#### WRITTEN REQUEST
Copy out the data below line for line, changing nothing.

[Element box records]
· · · ·
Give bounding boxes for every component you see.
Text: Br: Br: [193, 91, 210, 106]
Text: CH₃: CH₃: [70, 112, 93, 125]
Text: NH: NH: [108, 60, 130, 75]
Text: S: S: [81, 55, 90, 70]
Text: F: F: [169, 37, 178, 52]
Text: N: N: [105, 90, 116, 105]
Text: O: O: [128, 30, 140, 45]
· · · ·
#### TASK RESULT
Give bounding boxes for every component you see.
Text: Br: Br: [193, 91, 210, 106]
Text: CH₃: CH₃: [70, 112, 93, 125]
Text: NH: NH: [108, 60, 130, 75]
Text: S: S: [81, 55, 90, 70]
Text: F: F: [169, 37, 178, 52]
Text: N: N: [105, 90, 116, 105]
Text: O: O: [128, 30, 140, 45]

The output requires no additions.